### The task:
Write the data out again, character for character, with no images.

________

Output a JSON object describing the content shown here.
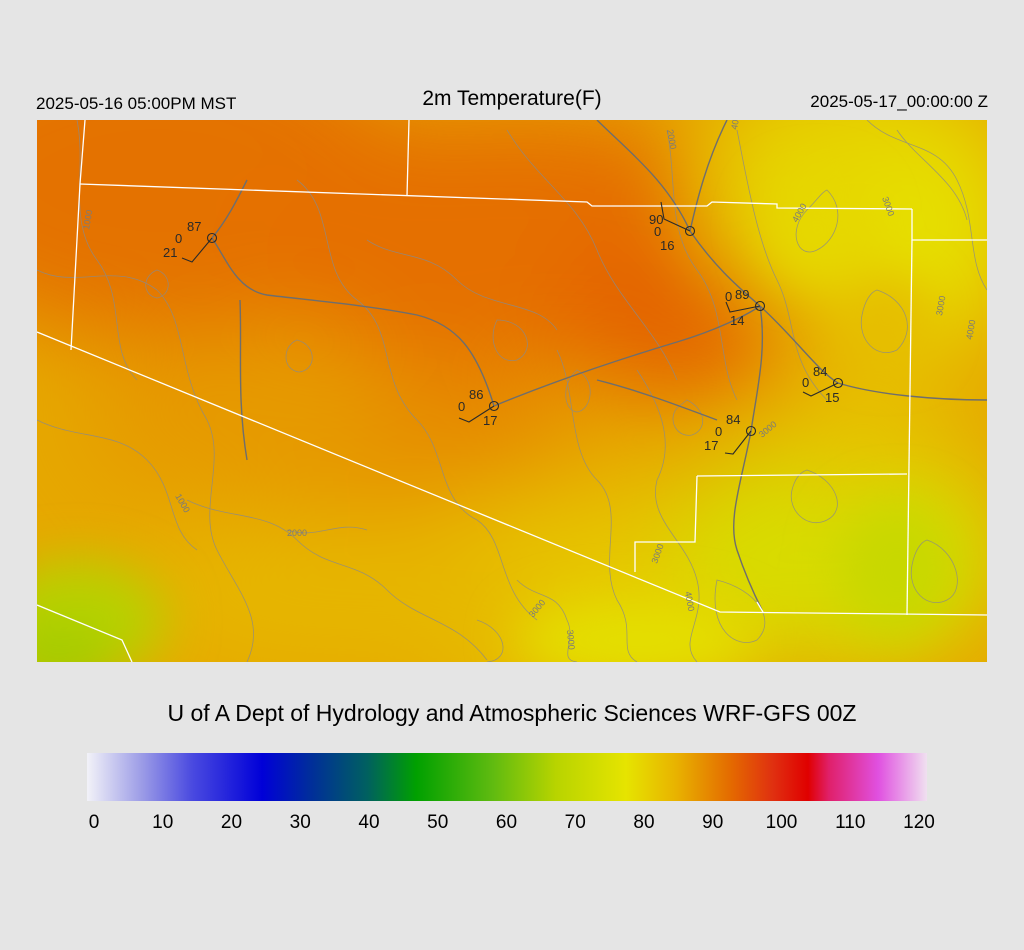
{
  "header": {
    "local_time": "2025-05-16 05:00PM MST",
    "title": "2m Temperature(F)",
    "utc_time": "2025-05-17_00:00:00 Z"
  },
  "credit": "U of A Dept of Hydrology and Atmospheric Sciences WRF-GFS 00Z",
  "colorbar": {
    "labels": [
      "0",
      "10",
      "20",
      "30",
      "40",
      "50",
      "60",
      "70",
      "80",
      "90",
      "100",
      "110",
      "120"
    ],
    "min": 0,
    "max": 120,
    "stops": [
      {
        "value": 0,
        "color": "#f2f2f8"
      },
      {
        "value": 8,
        "color": "#9a9ae6"
      },
      {
        "value": 15,
        "color": "#4a4ae0"
      },
      {
        "value": 25,
        "color": "#0000d8"
      },
      {
        "value": 32,
        "color": "#002e9a"
      },
      {
        "value": 40,
        "color": "#006060"
      },
      {
        "value": 47,
        "color": "#00a000"
      },
      {
        "value": 58,
        "color": "#60bb10"
      },
      {
        "value": 67,
        "color": "#b8d400"
      },
      {
        "value": 77,
        "color": "#e6e400"
      },
      {
        "value": 84,
        "color": "#e8b400"
      },
      {
        "value": 92,
        "color": "#e46a00"
      },
      {
        "value": 98,
        "color": "#e03010"
      },
      {
        "value": 103,
        "color": "#e00000"
      },
      {
        "value": 106,
        "color": "#e0206a"
      },
      {
        "value": 113,
        "color": "#e050e0"
      },
      {
        "value": 120,
        "color": "#f0e0f0"
      }
    ]
  },
  "map": {
    "contour_labels": [
      "1000",
      "1000",
      "2000",
      "2000",
      "3000",
      "3000",
      "3000",
      "3000",
      "4000",
      "4000",
      "4000",
      "4000",
      "3000",
      "3000"
    ],
    "stations": [
      {
        "temp": "87",
        "dew": "21",
        "pressure": "0"
      },
      {
        "temp": "90",
        "dew": "16",
        "pressure": "0"
      },
      {
        "temp": "89",
        "dew": "14",
        "pressure": "0"
      },
      {
        "temp": "84",
        "dew": "15",
        "pressure": "0"
      },
      {
        "temp": "86",
        "dew": "17",
        "pressure": "0"
      },
      {
        "temp": "84",
        "dew": "17",
        "pressure": "0"
      }
    ]
  }
}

________

### Final result:
Output a JSON object describing the content shown here.
{
  "header": {
    "local_time": "2025-05-16 05:00PM MST",
    "title": "2m Temperature(F)",
    "utc_time": "2025-05-17_00:00:00 Z"
  },
  "credit": "U of A Dept of Hydrology and Atmospheric Sciences WRF-GFS 00Z",
  "colorbar": {
    "labels": [
      "0",
      "10",
      "20",
      "30",
      "40",
      "50",
      "60",
      "70",
      "80",
      "90",
      "100",
      "110",
      "120"
    ],
    "min": 0,
    "max": 120,
    "stops": [
      {
        "value": 0,
        "color": "#f2f2f8"
      },
      {
        "value": 8,
        "color": "#9a9ae6"
      },
      {
        "value": 15,
        "color": "#4a4ae0"
      },
      {
        "value": 25,
        "color": "#0000d8"
      },
      {
        "value": 32,
        "color": "#002e9a"
      },
      {
        "value": 40,
        "color": "#006060"
      },
      {
        "value": 47,
        "color": "#00a000"
      },
      {
        "value": 58,
        "color": "#60bb10"
      },
      {
        "value": 67,
        "color": "#b8d400"
      },
      {
        "value": 77,
        "color": "#e6e400"
      },
      {
        "value": 84,
        "color": "#e8b400"
      },
      {
        "value": 92,
        "color": "#e46a00"
      },
      {
        "value": 98,
        "color": "#e03010"
      },
      {
        "value": 103,
        "color": "#e00000"
      },
      {
        "value": 106,
        "color": "#e0206a"
      },
      {
        "value": 113,
        "color": "#e050e0"
      },
      {
        "value": 120,
        "color": "#f0e0f0"
      }
    ]
  },
  "map": {
    "contour_labels": [
      "1000",
      "1000",
      "2000",
      "2000",
      "3000",
      "3000",
      "3000",
      "3000",
      "4000",
      "4000",
      "4000",
      "4000",
      "3000",
      "3000"
    ],
    "stations": [
      {
        "temp": "87",
        "dew": "21",
        "pressure": "0"
      },
      {
        "temp": "90",
        "dew": "16",
        "pressure": "0"
      },
      {
        "temp": "89",
        "dew": "14",
        "pressure": "0"
      },
      {
        "temp": "84",
        "dew": "15",
        "pressure": "0"
      },
      {
        "temp": "86",
        "dew": "17",
        "pressure": "0"
      },
      {
        "temp": "84",
        "dew": "17",
        "pressure": "0"
      }
    ]
  }
}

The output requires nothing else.